EXTRACTED DATA:
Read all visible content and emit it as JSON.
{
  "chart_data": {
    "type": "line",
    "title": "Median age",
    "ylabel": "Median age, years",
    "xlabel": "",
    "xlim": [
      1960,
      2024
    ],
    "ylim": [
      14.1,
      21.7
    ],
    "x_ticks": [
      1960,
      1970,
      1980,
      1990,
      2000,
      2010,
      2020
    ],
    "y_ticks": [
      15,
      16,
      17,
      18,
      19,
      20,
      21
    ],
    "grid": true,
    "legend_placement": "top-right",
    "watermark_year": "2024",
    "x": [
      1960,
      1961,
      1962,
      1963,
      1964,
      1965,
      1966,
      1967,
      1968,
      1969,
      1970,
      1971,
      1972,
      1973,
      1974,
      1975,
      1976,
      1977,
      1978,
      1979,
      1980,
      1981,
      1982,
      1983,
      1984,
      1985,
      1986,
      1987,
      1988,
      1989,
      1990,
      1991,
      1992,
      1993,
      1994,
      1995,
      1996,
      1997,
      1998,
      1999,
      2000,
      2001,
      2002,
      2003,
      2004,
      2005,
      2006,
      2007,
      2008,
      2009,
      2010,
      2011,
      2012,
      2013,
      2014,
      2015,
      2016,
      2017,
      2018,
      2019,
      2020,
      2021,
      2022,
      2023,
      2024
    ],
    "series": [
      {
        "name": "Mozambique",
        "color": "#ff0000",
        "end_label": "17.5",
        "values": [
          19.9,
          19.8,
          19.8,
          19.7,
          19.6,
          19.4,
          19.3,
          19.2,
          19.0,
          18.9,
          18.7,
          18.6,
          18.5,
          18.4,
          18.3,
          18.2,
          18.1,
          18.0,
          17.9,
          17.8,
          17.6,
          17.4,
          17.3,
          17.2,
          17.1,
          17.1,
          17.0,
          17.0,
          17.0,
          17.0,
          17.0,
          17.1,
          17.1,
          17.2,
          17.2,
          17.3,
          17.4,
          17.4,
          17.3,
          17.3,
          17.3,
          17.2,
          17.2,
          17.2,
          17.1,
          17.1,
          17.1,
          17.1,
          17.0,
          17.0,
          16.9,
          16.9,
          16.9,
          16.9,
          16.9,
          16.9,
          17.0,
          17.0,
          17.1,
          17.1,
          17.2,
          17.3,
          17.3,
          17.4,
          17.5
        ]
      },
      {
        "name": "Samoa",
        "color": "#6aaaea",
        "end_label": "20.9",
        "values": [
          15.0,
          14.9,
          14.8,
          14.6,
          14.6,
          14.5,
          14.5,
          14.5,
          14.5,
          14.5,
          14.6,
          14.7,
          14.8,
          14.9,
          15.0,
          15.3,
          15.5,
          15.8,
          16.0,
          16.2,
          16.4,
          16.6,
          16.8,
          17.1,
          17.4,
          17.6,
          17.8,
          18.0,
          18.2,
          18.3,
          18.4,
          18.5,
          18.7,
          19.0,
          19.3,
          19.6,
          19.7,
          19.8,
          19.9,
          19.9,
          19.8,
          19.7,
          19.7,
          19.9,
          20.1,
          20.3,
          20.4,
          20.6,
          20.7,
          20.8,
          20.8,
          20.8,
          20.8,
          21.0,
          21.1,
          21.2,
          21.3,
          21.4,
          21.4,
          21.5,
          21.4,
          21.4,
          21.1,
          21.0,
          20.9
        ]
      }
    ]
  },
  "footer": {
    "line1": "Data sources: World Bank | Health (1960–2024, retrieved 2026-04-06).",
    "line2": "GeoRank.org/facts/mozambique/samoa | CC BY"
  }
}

GOAL:
All of the lines above need to be given again exactly.

EXERCISE ANSWER:
Read all visible content and emit it as JSON.
{
  "chart_data": {
    "type": "line",
    "title": "Median age",
    "ylabel": "Median age, years",
    "xlabel": "",
    "xlim": [
      1960,
      2024
    ],
    "ylim": [
      14.1,
      21.7
    ],
    "x_ticks": [
      1960,
      1970,
      1980,
      1990,
      2000,
      2010,
      2020
    ],
    "y_ticks": [
      15,
      16,
      17,
      18,
      19,
      20,
      21
    ],
    "grid": true,
    "legend_placement": "top-right",
    "watermark_year": "2024",
    "x": [
      1960,
      1961,
      1962,
      1963,
      1964,
      1965,
      1966,
      1967,
      1968,
      1969,
      1970,
      1971,
      1972,
      1973,
      1974,
      1975,
      1976,
      1977,
      1978,
      1979,
      1980,
      1981,
      1982,
      1983,
      1984,
      1985,
      1986,
      1987,
      1988,
      1989,
      1990,
      1991,
      1992,
      1993,
      1994,
      1995,
      1996,
      1997,
      1998,
      1999,
      2000,
      2001,
      2002,
      2003,
      2004,
      2005,
      2006,
      2007,
      2008,
      2009,
      2010,
      2011,
      2012,
      2013,
      2014,
      2015,
      2016,
      2017,
      2018,
      2019,
      2020,
      2021,
      2022,
      2023,
      2024
    ],
    "series": [
      {
        "name": "Mozambique",
        "color": "#ff0000",
        "end_label": "17.5",
        "values": [
          19.9,
          19.8,
          19.8,
          19.7,
          19.6,
          19.4,
          19.3,
          19.2,
          19.0,
          18.9,
          18.7,
          18.6,
          18.5,
          18.4,
          18.3,
          18.2,
          18.1,
          18.0,
          17.9,
          17.8,
          17.6,
          17.4,
          17.3,
          17.2,
          17.1,
          17.1,
          17.0,
          17.0,
          17.0,
          17.0,
          17.0,
          17.1,
          17.1,
          17.2,
          17.2,
          17.3,
          17.4,
          17.4,
          17.3,
          17.3,
          17.3,
          17.2,
          17.2,
          17.2,
          17.1,
          17.1,
          17.1,
          17.1,
          17.0,
          17.0,
          16.9,
          16.9,
          16.9,
          16.9,
          16.9,
          16.9,
          17.0,
          17.0,
          17.1,
          17.1,
          17.2,
          17.3,
          17.3,
          17.4,
          17.5
        ]
      },
      {
        "name": "Samoa",
        "color": "#6aaaea",
        "end_label": "20.9",
        "values": [
          15.0,
          14.9,
          14.8,
          14.6,
          14.6,
          14.5,
          14.5,
          14.5,
          14.5,
          14.5,
          14.6,
          14.7,
          14.8,
          14.9,
          15.0,
          15.3,
          15.5,
          15.8,
          16.0,
          16.2,
          16.4,
          16.6,
          16.8,
          17.1,
          17.4,
          17.6,
          17.8,
          18.0,
          18.2,
          18.3,
          18.4,
          18.5,
          18.7,
          19.0,
          19.3,
          19.6,
          19.7,
          19.8,
          19.9,
          19.9,
          19.8,
          19.7,
          19.7,
          19.9,
          20.1,
          20.3,
          20.4,
          20.6,
          20.7,
          20.8,
          20.8,
          20.8,
          20.8,
          21.0,
          21.1,
          21.2,
          21.3,
          21.4,
          21.4,
          21.5,
          21.4,
          21.4,
          21.1,
          21.0,
          20.9
        ]
      }
    ]
  },
  "footer": {
    "line1": "Data sources: World Bank | Health (1960–2024, retrieved 2026-04-06).",
    "line2": "GeoRank.org/facts/mozambique/samoa | CC BY"
  }
}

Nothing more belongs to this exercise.